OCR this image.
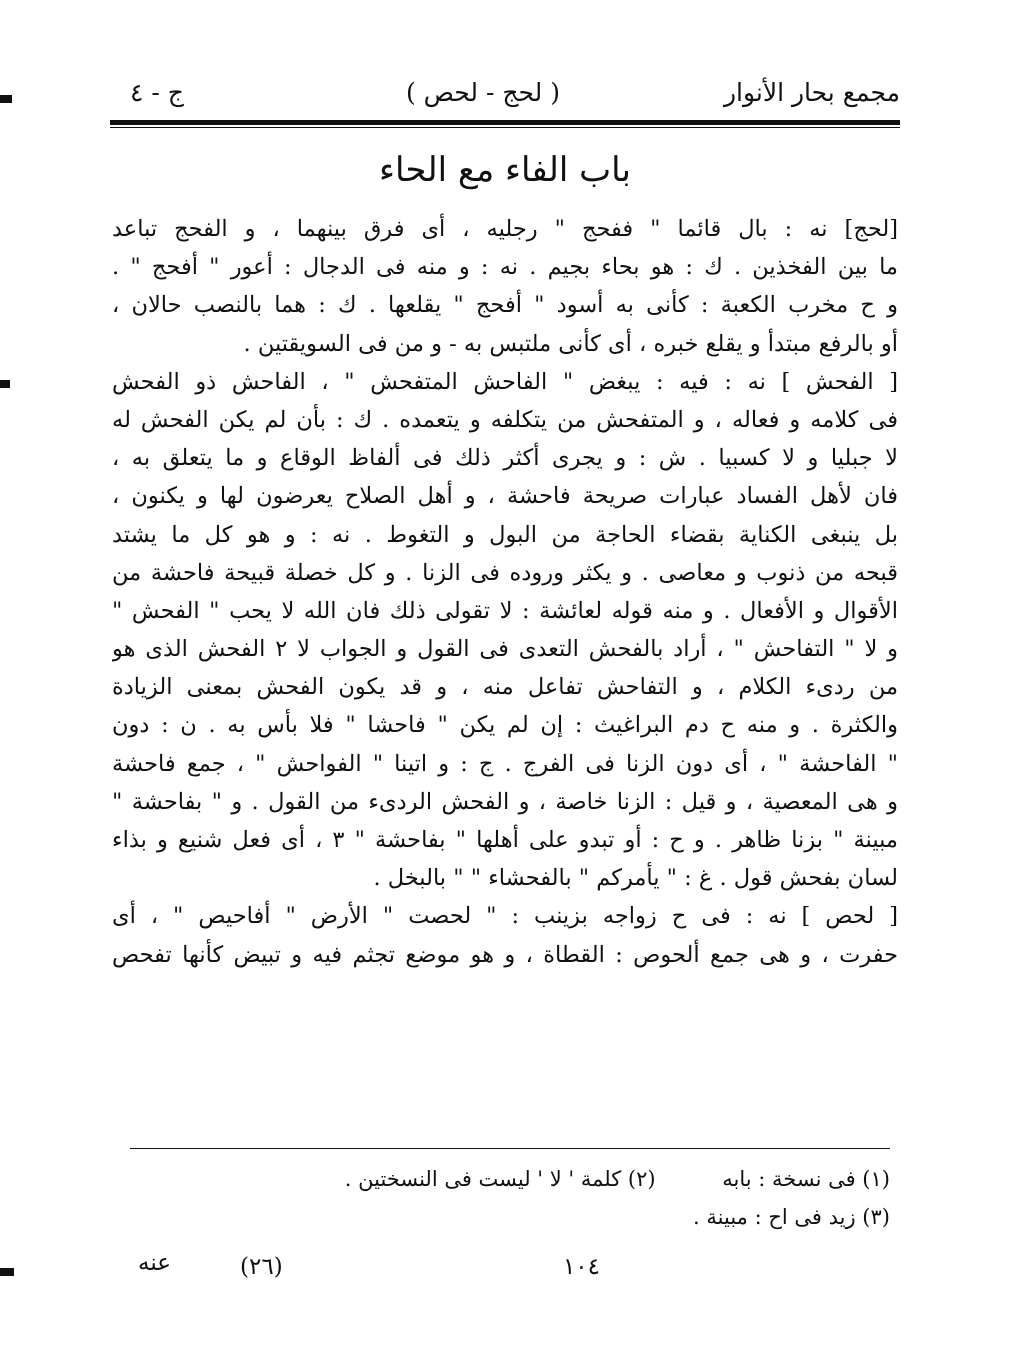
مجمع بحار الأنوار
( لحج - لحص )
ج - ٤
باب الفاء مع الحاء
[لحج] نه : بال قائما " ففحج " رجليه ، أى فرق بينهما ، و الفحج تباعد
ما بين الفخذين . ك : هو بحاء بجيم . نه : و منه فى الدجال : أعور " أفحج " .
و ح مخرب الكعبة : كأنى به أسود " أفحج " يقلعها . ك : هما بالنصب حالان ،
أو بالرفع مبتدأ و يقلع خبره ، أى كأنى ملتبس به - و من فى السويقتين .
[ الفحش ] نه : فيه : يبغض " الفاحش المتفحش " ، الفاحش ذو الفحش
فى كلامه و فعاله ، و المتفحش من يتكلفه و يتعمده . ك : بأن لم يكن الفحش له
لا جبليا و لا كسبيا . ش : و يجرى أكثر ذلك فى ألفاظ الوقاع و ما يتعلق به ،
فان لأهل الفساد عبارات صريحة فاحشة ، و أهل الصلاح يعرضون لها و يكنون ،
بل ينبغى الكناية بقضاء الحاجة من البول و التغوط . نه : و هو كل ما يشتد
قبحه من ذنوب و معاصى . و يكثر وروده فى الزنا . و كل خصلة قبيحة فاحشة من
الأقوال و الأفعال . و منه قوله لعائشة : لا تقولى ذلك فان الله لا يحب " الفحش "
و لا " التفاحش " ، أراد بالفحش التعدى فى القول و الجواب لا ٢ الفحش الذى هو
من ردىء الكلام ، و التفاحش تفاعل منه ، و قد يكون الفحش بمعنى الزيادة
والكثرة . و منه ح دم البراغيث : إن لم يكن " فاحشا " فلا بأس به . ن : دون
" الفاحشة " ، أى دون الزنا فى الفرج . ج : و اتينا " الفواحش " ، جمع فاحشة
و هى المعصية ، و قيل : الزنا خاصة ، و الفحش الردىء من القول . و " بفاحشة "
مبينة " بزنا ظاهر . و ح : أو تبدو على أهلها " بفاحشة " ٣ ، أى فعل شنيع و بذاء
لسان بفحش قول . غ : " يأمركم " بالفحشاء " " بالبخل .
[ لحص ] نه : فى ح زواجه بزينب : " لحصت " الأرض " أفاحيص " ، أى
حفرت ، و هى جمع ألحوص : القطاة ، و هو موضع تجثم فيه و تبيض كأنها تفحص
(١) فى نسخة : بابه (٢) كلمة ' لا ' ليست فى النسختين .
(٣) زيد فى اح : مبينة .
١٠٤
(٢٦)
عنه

- - - - -

## TASK PROMPT:
Omit every picture, and otherwise quote the entries exactly.

## ANSWER TO THIS TASK:
OCR this image.
مجمع بحار الأنوار
( لحج - لحص )
ج - ٤
باب الفاء مع الحاء
[لحج] نه : بال قائما " ففحج " رجليه ، أى فرق بينهما ، و الفحج تباعد
ما بين الفخذين . ك : هو بحاء بجيم . نه : و منه فى الدجال : أعور " أفحج " .
و ح مخرب الكعبة : كأنى به أسود " أفحج " يقلعها . ك : هما بالنصب حالان ،
أو بالرفع مبتدأ و يقلع خبره ، أى كأنى ملتبس به - و من فى السويقتين .
[ الفحش ] نه : فيه : يبغض " الفاحش المتفحش " ، الفاحش ذو الفحش
فى كلامه و فعاله ، و المتفحش من يتكلفه و يتعمده . ك : بأن لم يكن الفحش له
لا جبليا و لا كسبيا . ش : و يجرى أكثر ذلك فى ألفاظ الوقاع و ما يتعلق به ،
فان لأهل الفساد عبارات صريحة فاحشة ، و أهل الصلاح يعرضون لها و يكنون ،
بل ينبغى الكناية بقضاء الحاجة من البول و التغوط . نه : و هو كل ما يشتد
قبحه من ذنوب و معاصى . و يكثر وروده فى الزنا . و كل خصلة قبيحة فاحشة من
الأقوال و الأفعال . و منه قوله لعائشة : لا تقولى ذلك فان الله لا يحب " الفحش "
و لا " التفاحش " ، أراد بالفحش التعدى فى القول و الجواب لا ٢ الفحش الذى هو
من ردىء الكلام ، و التفاحش تفاعل منه ، و قد يكون الفحش بمعنى الزيادة
والكثرة . و منه ح دم البراغيث : إن لم يكن " فاحشا " فلا بأس به . ن : دون
" الفاحشة " ، أى دون الزنا فى الفرج . ج : و اتينا " الفواحش " ، جمع فاحشة
و هى المعصية ، و قيل : الزنا خاصة ، و الفحش الردىء من القول . و " بفاحشة "
مبينة " بزنا ظاهر . و ح : أو تبدو على أهلها " بفاحشة " ٣ ، أى فعل شنيع و بذاء
لسان بفحش قول . غ : " يأمركم " بالفحشاء " " بالبخل .
[ لحص ] نه : فى ح زواجه بزينب : " لحصت " الأرض " أفاحيص " ، أى
حفرت ، و هى جمع ألحوص : القطاة ، و هو موضع تجثم فيه و تبيض كأنها تفحص
(١) فى نسخة : بابه (٢) كلمة ' لا ' ليست فى النسختين .
(٣) زيد فى اح : مبينة .
١٠٤
(٢٦)
عنه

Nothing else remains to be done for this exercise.